[start Dataset excerpts]

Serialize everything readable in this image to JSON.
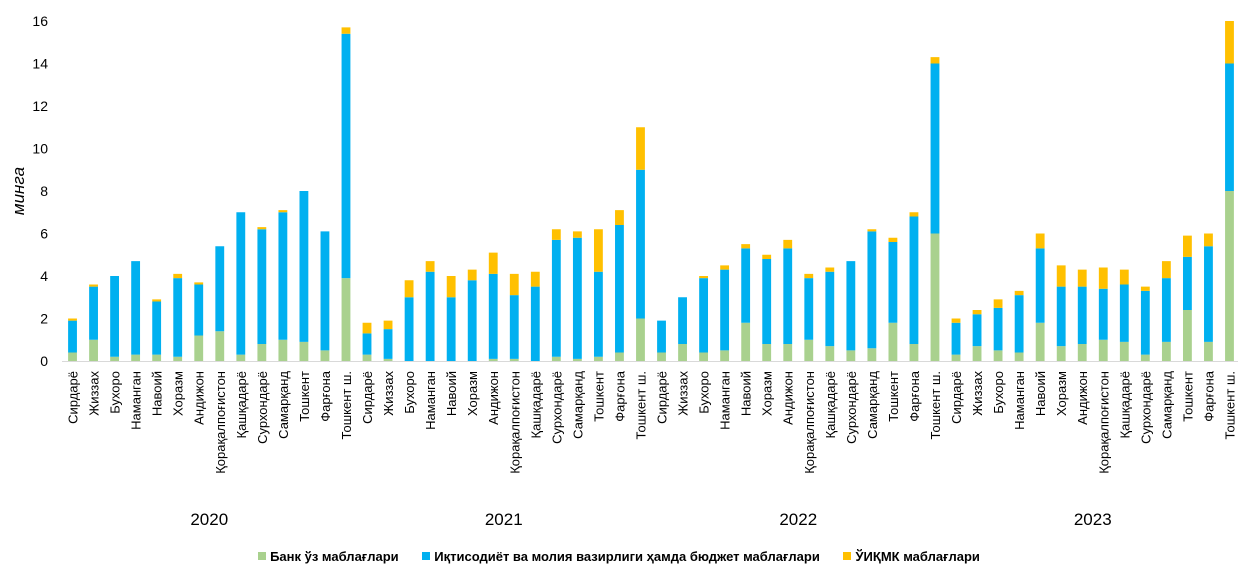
{
  "chart_data": {
    "type": "bar",
    "stacked": true,
    "ylabel": "минга",
    "ylim": [
      0,
      16
    ],
    "yticks": [
      0,
      2,
      4,
      6,
      8,
      10,
      12,
      14,
      16
    ],
    "grid": false,
    "legend_position": "bottom",
    "groups": [
      {
        "label": "2020",
        "categories": [
          "Сирдарё",
          "Жиззах",
          "Бухоро",
          "Наманган",
          "Навоий",
          "Хоразм",
          "Андижон",
          "Қорақалпоғистон",
          "Қашқадарё",
          "Сурхондарё",
          "Самарқанд",
          "Тошкент",
          "Фарғона",
          "Тошкент ш."
        ],
        "series": [
          {
            "values": [
              0.4,
              1.0,
              0.2,
              0.3,
              0.3,
              0.2,
              1.2,
              1.4,
              0.3,
              0.8,
              1.0,
              0.9,
              0.5,
              3.9
            ]
          },
          {
            "values": [
              1.5,
              2.5,
              3.8,
              4.4,
              2.5,
              3.7,
              2.4,
              4.0,
              6.7,
              5.4,
              6.0,
              7.1,
              5.6,
              11.5
            ]
          },
          {
            "values": [
              0.1,
              0.1,
              0.0,
              0.0,
              0.1,
              0.2,
              0.1,
              0.0,
              0.0,
              0.1,
              0.1,
              0.0,
              0.0,
              0.3
            ]
          }
        ]
      },
      {
        "label": "2021",
        "categories": [
          "Сирдарё",
          "Жиззах",
          "Бухоро",
          "Наманган",
          "Навоий",
          "Хоразм",
          "Андижон",
          "Қорақалпоғистон",
          "Қашқадарё",
          "Сурхондарё",
          "Самарқанд",
          "Тошкент",
          "Фарғона",
          "Тошкент ш."
        ],
        "series": [
          {
            "values": [
              0.3,
              0.1,
              0.0,
              0.0,
              0.0,
              0.0,
              0.1,
              0.1,
              0.0,
              0.2,
              0.1,
              0.2,
              0.4,
              2.0
            ]
          },
          {
            "values": [
              1.0,
              1.4,
              3.0,
              4.2,
              3.0,
              3.8,
              4.0,
              3.0,
              3.5,
              5.5,
              5.7,
              4.0,
              6.0,
              7.0
            ]
          },
          {
            "values": [
              0.5,
              0.4,
              0.8,
              0.5,
              1.0,
              0.5,
              1.0,
              1.0,
              0.7,
              0.5,
              0.3,
              2.0,
              0.7,
              2.0
            ]
          }
        ]
      },
      {
        "label": "2022",
        "categories": [
          "Сирдарё",
          "Жиззах",
          "Бухоро",
          "Наманган",
          "Навоий",
          "Хоразм",
          "Андижон",
          "Қорақалпоғистон",
          "Қашқадарё",
          "Сурхондарё",
          "Самарқанд",
          "Тошкент",
          "Фарғона",
          "Тошкент ш."
        ],
        "series": [
          {
            "values": [
              0.4,
              0.8,
              0.4,
              0.5,
              1.8,
              0.8,
              0.8,
              1.0,
              0.7,
              0.5,
              0.6,
              1.8,
              0.8,
              6.0
            ]
          },
          {
            "values": [
              1.5,
              2.2,
              3.5,
              3.8,
              3.5,
              4.0,
              4.5,
              2.9,
              3.5,
              4.2,
              5.5,
              3.8,
              6.0,
              8.0
            ]
          },
          {
            "values": [
              0.0,
              0.0,
              0.1,
              0.2,
              0.2,
              0.2,
              0.4,
              0.2,
              0.2,
              0.0,
              0.1,
              0.2,
              0.2,
              0.3
            ]
          }
        ]
      },
      {
        "label": "2023",
        "categories": [
          "Сирдарё",
          "Жиззах",
          "Бухоро",
          "Наманган",
          "Навоий",
          "Хоразм",
          "Андижон",
          "Қорақалпоғистон",
          "Қашқадарё",
          "Сурхондарё",
          "Самарқанд",
          "Тошкент",
          "Фарғона",
          "Тошкент ш."
        ],
        "series": [
          {
            "values": [
              0.3,
              0.7,
              0.5,
              0.4,
              1.8,
              0.7,
              0.8,
              1.0,
              0.9,
              0.3,
              0.9,
              2.4,
              0.9,
              8.0
            ]
          },
          {
            "values": [
              1.5,
              1.5,
              2.0,
              2.7,
              3.5,
              2.8,
              2.7,
              2.4,
              2.7,
              3.0,
              3.0,
              2.5,
              4.5,
              6.0
            ]
          },
          {
            "values": [
              0.2,
              0.2,
              0.4,
              0.2,
              0.7,
              1.0,
              0.8,
              1.0,
              0.7,
              0.2,
              0.8,
              1.0,
              0.6,
              2.0
            ]
          }
        ]
      }
    ],
    "legend": [
      {
        "name": "Банк ўз маблағлари",
        "color": "#a9d18e"
      },
      {
        "name": "Иқтисодиёт ва молия вазирлиги ҳамда бюджет маблағлари",
        "color": "#00b0f0"
      },
      {
        "name": "ЎИҚМК маблағлари",
        "color": "#ffc000"
      }
    ]
  }
}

[end Dataset excerpts]

#### Work instructions
Copy the listing exactly. Any image in it stays out of the copy.

#### Solution
Serialize everything readable in this image to JSON.
{
  "chart_data": {
    "type": "bar",
    "stacked": true,
    "ylabel": "минга",
    "ylim": [
      0,
      16
    ],
    "yticks": [
      0,
      2,
      4,
      6,
      8,
      10,
      12,
      14,
      16
    ],
    "grid": false,
    "legend_position": "bottom",
    "groups": [
      {
        "label": "2020",
        "categories": [
          "Сирдарё",
          "Жиззах",
          "Бухоро",
          "Наманган",
          "Навоий",
          "Хоразм",
          "Андижон",
          "Қорақалпоғистон",
          "Қашқадарё",
          "Сурхондарё",
          "Самарқанд",
          "Тошкент",
          "Фарғона",
          "Тошкент ш."
        ],
        "series": [
          {
            "values": [
              0.4,
              1.0,
              0.2,
              0.3,
              0.3,
              0.2,
              1.2,
              1.4,
              0.3,
              0.8,
              1.0,
              0.9,
              0.5,
              3.9
            ]
          },
          {
            "values": [
              1.5,
              2.5,
              3.8,
              4.4,
              2.5,
              3.7,
              2.4,
              4.0,
              6.7,
              5.4,
              6.0,
              7.1,
              5.6,
              11.5
            ]
          },
          {
            "values": [
              0.1,
              0.1,
              0.0,
              0.0,
              0.1,
              0.2,
              0.1,
              0.0,
              0.0,
              0.1,
              0.1,
              0.0,
              0.0,
              0.3
            ]
          }
        ]
      },
      {
        "label": "2021",
        "categories": [
          "Сирдарё",
          "Жиззах",
          "Бухоро",
          "Наманган",
          "Навоий",
          "Хоразм",
          "Андижон",
          "Қорақалпоғистон",
          "Қашқадарё",
          "Сурхондарё",
          "Самарқанд",
          "Тошкент",
          "Фарғона",
          "Тошкент ш."
        ],
        "series": [
          {
            "values": [
              0.3,
              0.1,
              0.0,
              0.0,
              0.0,
              0.0,
              0.1,
              0.1,
              0.0,
              0.2,
              0.1,
              0.2,
              0.4,
              2.0
            ]
          },
          {
            "values": [
              1.0,
              1.4,
              3.0,
              4.2,
              3.0,
              3.8,
              4.0,
              3.0,
              3.5,
              5.5,
              5.7,
              4.0,
              6.0,
              7.0
            ]
          },
          {
            "values": [
              0.5,
              0.4,
              0.8,
              0.5,
              1.0,
              0.5,
              1.0,
              1.0,
              0.7,
              0.5,
              0.3,
              2.0,
              0.7,
              2.0
            ]
          }
        ]
      },
      {
        "label": "2022",
        "categories": [
          "Сирдарё",
          "Жиззах",
          "Бухоро",
          "Наманган",
          "Навоий",
          "Хоразм",
          "Андижон",
          "Қорақалпоғистон",
          "Қашқадарё",
          "Сурхондарё",
          "Самарқанд",
          "Тошкент",
          "Фарғона",
          "Тошкент ш."
        ],
        "series": [
          {
            "values": [
              0.4,
              0.8,
              0.4,
              0.5,
              1.8,
              0.8,
              0.8,
              1.0,
              0.7,
              0.5,
              0.6,
              1.8,
              0.8,
              6.0
            ]
          },
          {
            "values": [
              1.5,
              2.2,
              3.5,
              3.8,
              3.5,
              4.0,
              4.5,
              2.9,
              3.5,
              4.2,
              5.5,
              3.8,
              6.0,
              8.0
            ]
          },
          {
            "values": [
              0.0,
              0.0,
              0.1,
              0.2,
              0.2,
              0.2,
              0.4,
              0.2,
              0.2,
              0.0,
              0.1,
              0.2,
              0.2,
              0.3
            ]
          }
        ]
      },
      {
        "label": "2023",
        "categories": [
          "Сирдарё",
          "Жиззах",
          "Бухоро",
          "Наманган",
          "Навоий",
          "Хоразм",
          "Андижон",
          "Қорақалпоғистон",
          "Қашқадарё",
          "Сурхондарё",
          "Самарқанд",
          "Тошкент",
          "Фарғона",
          "Тошкент ш."
        ],
        "series": [
          {
            "values": [
              0.3,
              0.7,
              0.5,
              0.4,
              1.8,
              0.7,
              0.8,
              1.0,
              0.9,
              0.3,
              0.9,
              2.4,
              0.9,
              8.0
            ]
          },
          {
            "values": [
              1.5,
              1.5,
              2.0,
              2.7,
              3.5,
              2.8,
              2.7,
              2.4,
              2.7,
              3.0,
              3.0,
              2.5,
              4.5,
              6.0
            ]
          },
          {
            "values": [
              0.2,
              0.2,
              0.4,
              0.2,
              0.7,
              1.0,
              0.8,
              1.0,
              0.7,
              0.2,
              0.8,
              1.0,
              0.6,
              2.0
            ]
          }
        ]
      }
    ],
    "legend": [
      {
        "name": "Банк ўз маблағлари",
        "color": "#a9d18e"
      },
      {
        "name": "Иқтисодиёт ва молия вазирлиги ҳамда бюджет маблағлари",
        "color": "#00b0f0"
      },
      {
        "name": "ЎИҚМК маблағлари",
        "color": "#ffc000"
      }
    ]
  }
}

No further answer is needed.